## WHAT YOU ARE ASKED TO DO
Check each line of the records below and collect those that include the word "Properties".
[Begin]
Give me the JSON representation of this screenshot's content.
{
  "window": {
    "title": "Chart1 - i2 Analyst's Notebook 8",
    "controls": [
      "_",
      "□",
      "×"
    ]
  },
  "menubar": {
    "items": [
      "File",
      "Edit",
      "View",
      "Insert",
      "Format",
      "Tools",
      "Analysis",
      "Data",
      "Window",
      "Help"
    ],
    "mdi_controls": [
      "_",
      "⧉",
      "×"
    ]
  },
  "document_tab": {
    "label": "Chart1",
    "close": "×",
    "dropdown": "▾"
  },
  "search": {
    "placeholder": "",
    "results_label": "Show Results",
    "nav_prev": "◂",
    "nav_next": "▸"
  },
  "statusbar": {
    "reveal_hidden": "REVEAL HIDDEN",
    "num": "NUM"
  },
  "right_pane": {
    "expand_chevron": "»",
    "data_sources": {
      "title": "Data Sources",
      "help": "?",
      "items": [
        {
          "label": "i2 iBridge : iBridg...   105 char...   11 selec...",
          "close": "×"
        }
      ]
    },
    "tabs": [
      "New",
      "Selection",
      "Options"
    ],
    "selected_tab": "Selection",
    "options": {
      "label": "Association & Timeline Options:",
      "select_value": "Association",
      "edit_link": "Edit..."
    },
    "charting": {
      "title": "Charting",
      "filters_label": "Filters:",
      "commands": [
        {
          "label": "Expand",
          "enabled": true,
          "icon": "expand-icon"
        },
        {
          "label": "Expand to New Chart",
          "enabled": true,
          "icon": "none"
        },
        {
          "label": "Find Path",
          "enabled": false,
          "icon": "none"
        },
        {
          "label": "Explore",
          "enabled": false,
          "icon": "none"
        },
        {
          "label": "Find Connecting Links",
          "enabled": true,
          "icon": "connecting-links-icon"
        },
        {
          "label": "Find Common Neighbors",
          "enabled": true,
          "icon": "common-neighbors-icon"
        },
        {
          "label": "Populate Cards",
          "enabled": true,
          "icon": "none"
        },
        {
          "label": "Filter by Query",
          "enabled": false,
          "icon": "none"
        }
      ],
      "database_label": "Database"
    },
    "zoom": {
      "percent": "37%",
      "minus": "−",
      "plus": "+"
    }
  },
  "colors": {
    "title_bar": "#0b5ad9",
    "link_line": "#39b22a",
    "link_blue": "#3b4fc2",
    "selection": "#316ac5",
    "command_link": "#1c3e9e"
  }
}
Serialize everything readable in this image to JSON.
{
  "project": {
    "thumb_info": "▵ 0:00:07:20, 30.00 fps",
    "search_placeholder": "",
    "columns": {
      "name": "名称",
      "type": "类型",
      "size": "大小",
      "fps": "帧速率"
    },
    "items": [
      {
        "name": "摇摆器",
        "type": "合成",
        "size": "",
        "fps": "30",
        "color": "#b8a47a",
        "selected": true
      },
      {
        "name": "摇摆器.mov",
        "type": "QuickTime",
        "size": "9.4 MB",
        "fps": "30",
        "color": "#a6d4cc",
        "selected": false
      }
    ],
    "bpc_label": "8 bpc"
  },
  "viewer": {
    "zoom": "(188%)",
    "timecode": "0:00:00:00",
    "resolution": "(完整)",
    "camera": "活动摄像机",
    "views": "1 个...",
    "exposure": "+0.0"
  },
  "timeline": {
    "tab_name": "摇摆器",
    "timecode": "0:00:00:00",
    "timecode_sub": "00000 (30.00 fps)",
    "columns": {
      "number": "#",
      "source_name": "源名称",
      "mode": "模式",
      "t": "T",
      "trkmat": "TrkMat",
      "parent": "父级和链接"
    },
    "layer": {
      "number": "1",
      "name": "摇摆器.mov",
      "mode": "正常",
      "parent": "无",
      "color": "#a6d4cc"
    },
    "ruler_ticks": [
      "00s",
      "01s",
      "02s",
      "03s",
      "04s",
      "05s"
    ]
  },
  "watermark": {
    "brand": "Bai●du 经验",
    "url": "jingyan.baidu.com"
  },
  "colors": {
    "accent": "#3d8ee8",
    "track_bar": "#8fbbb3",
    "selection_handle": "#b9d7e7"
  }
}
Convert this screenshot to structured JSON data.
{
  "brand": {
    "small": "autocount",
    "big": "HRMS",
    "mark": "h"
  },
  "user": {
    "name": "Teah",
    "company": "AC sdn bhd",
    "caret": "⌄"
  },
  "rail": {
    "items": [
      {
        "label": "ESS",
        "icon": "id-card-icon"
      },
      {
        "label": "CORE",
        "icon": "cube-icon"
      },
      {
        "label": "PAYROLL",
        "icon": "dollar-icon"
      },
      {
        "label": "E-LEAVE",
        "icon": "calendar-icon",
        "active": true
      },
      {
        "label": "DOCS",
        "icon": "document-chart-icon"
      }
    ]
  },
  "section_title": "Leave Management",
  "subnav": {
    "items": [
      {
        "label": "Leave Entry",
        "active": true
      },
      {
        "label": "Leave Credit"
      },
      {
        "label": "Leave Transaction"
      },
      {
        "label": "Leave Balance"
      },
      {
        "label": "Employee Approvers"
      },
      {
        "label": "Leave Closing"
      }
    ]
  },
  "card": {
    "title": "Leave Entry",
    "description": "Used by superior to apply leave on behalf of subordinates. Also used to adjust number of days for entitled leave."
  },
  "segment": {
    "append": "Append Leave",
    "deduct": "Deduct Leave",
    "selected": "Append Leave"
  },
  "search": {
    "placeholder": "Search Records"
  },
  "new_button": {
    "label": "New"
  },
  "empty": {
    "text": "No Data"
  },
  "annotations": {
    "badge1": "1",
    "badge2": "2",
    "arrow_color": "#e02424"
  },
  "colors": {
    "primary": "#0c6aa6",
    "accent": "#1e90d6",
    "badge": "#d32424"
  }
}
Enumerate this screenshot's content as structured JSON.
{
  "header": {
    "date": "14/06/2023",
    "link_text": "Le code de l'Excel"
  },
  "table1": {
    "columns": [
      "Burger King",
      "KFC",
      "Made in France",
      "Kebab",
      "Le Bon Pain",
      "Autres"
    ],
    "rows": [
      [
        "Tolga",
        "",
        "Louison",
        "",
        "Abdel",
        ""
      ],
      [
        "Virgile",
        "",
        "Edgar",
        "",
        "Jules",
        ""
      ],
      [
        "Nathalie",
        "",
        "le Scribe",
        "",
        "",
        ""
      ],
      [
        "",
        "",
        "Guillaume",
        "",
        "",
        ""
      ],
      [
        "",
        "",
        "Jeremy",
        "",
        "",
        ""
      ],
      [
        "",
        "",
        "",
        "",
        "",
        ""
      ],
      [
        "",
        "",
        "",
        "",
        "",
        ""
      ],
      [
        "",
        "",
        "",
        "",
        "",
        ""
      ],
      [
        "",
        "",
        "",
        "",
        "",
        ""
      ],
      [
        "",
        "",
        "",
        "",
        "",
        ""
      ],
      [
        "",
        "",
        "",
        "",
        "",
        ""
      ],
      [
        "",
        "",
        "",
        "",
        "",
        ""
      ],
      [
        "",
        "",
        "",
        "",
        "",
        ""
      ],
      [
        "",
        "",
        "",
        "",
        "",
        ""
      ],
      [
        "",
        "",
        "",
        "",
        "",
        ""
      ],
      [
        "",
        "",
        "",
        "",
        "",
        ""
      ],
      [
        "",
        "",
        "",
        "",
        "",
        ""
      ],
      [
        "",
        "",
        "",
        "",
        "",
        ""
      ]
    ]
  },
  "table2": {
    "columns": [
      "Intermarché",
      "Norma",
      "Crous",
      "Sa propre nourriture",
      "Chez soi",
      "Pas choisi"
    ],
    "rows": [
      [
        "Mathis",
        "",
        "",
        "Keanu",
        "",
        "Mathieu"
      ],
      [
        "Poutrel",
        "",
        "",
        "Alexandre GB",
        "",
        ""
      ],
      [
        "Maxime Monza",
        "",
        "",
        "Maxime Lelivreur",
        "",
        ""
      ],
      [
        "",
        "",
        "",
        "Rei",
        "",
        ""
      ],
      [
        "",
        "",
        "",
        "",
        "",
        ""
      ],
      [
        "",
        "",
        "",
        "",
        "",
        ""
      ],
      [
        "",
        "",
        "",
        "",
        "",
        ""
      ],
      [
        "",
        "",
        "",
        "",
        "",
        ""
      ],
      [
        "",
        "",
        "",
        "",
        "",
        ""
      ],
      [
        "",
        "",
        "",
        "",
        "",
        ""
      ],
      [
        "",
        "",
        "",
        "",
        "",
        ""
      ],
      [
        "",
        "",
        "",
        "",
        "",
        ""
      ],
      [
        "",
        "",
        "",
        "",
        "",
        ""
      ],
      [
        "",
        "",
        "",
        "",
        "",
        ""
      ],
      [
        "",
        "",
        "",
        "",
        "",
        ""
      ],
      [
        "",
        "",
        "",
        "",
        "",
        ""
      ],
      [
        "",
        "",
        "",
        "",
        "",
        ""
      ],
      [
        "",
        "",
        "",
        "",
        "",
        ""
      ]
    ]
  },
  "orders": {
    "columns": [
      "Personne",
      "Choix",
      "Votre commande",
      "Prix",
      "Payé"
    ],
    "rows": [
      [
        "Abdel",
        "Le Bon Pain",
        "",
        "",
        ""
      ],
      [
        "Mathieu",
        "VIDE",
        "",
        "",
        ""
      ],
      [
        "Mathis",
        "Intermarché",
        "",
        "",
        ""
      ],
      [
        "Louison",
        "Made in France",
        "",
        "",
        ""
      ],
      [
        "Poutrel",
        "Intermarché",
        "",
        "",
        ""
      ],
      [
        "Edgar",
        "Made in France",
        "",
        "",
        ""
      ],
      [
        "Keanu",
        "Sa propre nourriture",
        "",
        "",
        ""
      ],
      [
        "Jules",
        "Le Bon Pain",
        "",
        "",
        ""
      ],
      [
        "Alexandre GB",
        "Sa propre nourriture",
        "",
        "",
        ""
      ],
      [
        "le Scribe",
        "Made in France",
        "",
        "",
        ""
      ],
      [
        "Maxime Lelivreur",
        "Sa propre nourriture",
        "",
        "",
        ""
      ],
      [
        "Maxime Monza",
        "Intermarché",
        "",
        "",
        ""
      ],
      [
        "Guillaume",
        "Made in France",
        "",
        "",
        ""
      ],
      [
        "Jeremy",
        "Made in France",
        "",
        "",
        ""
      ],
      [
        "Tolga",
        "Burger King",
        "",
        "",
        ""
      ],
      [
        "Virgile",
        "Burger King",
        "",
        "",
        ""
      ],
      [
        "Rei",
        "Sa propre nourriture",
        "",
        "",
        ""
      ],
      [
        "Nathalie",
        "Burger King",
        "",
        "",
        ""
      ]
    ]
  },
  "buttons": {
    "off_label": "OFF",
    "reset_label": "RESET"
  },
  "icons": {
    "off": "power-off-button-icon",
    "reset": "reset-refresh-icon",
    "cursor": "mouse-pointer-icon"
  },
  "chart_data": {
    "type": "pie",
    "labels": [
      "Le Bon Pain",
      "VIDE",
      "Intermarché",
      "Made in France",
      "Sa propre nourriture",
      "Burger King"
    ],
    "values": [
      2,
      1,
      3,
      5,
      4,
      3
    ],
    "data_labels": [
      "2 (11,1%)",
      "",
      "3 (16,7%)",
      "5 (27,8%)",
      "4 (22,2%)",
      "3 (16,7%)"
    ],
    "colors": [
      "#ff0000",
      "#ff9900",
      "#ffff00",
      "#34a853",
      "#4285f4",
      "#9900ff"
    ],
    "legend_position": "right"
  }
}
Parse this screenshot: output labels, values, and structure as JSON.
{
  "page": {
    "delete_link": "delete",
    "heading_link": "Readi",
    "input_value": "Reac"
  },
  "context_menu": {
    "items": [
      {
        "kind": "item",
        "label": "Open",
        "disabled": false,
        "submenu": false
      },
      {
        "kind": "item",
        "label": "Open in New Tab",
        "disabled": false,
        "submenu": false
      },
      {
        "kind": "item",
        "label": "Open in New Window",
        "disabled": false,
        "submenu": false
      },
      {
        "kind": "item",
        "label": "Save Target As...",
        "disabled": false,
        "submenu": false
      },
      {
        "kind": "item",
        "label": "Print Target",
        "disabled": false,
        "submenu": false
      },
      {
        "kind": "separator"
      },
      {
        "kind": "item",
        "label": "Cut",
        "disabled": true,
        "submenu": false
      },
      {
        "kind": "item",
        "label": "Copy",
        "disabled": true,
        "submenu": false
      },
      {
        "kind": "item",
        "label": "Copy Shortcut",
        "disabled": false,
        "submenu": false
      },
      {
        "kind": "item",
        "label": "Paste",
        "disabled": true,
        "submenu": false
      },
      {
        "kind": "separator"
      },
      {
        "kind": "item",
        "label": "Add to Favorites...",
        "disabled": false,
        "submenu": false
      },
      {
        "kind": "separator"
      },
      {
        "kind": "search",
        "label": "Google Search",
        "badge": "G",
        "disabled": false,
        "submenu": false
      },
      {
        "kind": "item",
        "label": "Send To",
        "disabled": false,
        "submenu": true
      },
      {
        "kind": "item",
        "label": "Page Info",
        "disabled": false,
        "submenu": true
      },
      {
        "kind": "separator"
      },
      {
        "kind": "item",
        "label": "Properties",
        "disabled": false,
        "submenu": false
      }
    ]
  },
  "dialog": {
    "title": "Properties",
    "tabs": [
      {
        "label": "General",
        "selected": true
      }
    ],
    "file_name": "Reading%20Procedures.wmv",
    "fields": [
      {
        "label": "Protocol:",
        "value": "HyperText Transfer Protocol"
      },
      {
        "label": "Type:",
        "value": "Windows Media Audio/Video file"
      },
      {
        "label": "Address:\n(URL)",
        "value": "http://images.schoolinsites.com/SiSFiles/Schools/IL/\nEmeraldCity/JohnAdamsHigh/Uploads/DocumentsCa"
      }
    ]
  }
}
[End]
## SOLUTION TO THE PROBLEM
        "label": "Properties",
    "title": "Properties",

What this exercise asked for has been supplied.